— The request —
Identify and pull out each line of the entries in which "size" occurs.
----- Records for processing
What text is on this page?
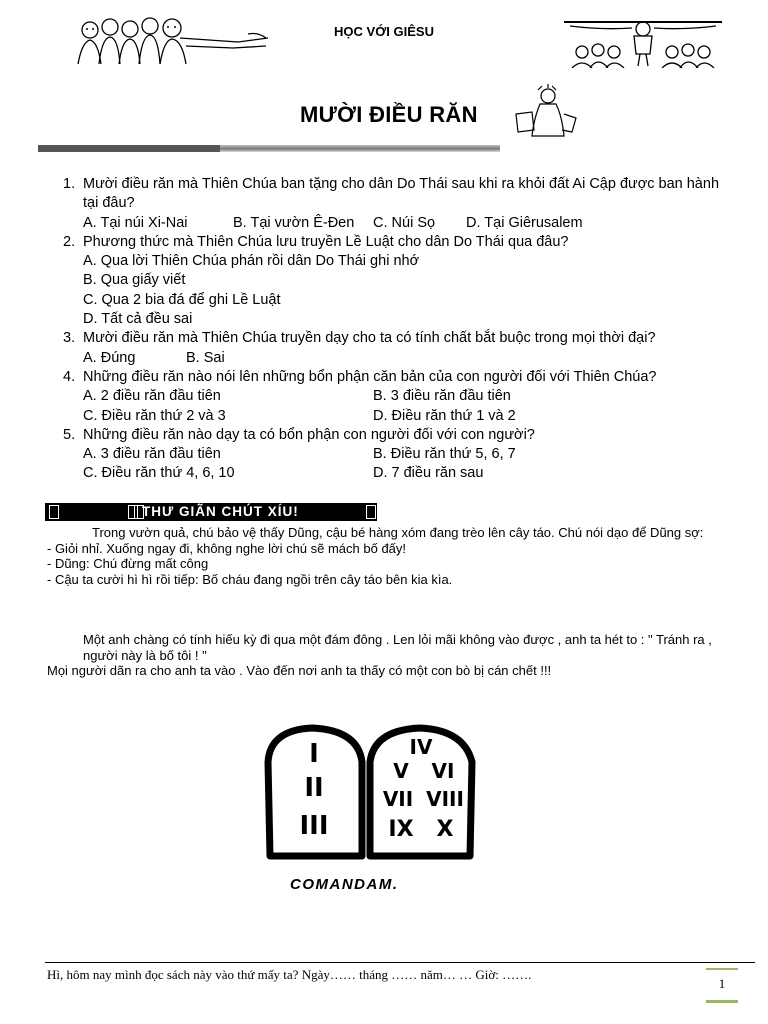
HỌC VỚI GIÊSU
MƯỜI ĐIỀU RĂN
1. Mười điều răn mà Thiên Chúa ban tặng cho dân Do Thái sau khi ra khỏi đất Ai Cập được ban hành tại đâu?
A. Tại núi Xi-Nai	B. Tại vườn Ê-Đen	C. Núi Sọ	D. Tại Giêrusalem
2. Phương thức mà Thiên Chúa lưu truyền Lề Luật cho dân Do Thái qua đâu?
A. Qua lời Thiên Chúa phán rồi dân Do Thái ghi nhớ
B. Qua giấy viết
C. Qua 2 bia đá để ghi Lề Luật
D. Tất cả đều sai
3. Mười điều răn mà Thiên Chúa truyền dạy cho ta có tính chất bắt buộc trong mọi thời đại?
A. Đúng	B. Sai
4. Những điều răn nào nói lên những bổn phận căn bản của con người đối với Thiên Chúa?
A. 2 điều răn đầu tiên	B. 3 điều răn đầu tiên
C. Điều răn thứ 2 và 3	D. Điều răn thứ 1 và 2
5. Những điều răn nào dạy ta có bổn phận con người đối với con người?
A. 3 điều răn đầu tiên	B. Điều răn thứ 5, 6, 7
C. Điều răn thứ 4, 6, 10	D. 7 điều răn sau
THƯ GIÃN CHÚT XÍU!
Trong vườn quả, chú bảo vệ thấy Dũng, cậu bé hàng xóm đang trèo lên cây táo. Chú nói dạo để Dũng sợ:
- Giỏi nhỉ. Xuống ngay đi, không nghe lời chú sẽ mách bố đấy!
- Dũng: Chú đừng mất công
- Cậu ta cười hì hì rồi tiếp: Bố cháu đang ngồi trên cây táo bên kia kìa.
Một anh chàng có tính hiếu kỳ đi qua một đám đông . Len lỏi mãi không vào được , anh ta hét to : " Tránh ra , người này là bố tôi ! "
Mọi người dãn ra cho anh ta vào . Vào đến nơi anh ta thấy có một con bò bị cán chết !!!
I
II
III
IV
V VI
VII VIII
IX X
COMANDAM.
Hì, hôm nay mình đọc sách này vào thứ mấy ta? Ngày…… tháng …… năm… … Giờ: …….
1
----------
----- Records for processing
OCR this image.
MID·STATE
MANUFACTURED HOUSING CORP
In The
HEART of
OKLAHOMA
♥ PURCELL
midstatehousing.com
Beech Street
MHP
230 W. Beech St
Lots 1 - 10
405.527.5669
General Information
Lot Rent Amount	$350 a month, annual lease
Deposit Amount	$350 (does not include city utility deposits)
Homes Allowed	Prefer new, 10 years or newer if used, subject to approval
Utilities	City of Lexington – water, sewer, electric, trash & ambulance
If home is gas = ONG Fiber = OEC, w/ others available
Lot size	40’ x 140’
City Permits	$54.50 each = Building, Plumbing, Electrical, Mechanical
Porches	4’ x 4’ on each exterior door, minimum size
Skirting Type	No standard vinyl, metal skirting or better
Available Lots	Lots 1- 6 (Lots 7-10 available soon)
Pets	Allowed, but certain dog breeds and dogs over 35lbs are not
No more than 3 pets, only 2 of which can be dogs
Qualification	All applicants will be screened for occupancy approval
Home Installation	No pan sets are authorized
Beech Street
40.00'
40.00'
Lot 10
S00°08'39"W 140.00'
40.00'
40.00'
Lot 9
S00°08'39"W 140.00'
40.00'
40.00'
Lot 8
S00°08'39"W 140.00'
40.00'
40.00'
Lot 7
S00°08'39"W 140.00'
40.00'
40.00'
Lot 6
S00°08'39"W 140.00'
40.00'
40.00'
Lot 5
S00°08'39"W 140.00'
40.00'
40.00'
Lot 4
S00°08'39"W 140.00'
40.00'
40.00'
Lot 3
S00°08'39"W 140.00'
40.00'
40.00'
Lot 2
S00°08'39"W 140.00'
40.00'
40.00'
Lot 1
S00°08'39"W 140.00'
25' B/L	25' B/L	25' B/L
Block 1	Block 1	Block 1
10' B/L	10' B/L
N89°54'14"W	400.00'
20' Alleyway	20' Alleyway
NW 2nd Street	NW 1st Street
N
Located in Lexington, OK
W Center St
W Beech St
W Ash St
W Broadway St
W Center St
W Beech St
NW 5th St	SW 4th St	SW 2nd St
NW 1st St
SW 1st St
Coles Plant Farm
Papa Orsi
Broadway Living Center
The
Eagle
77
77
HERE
----------
— Finished answer —
Lot size	40’ x 140’
Porches	4’ x 4’ on each exterior door, minimum size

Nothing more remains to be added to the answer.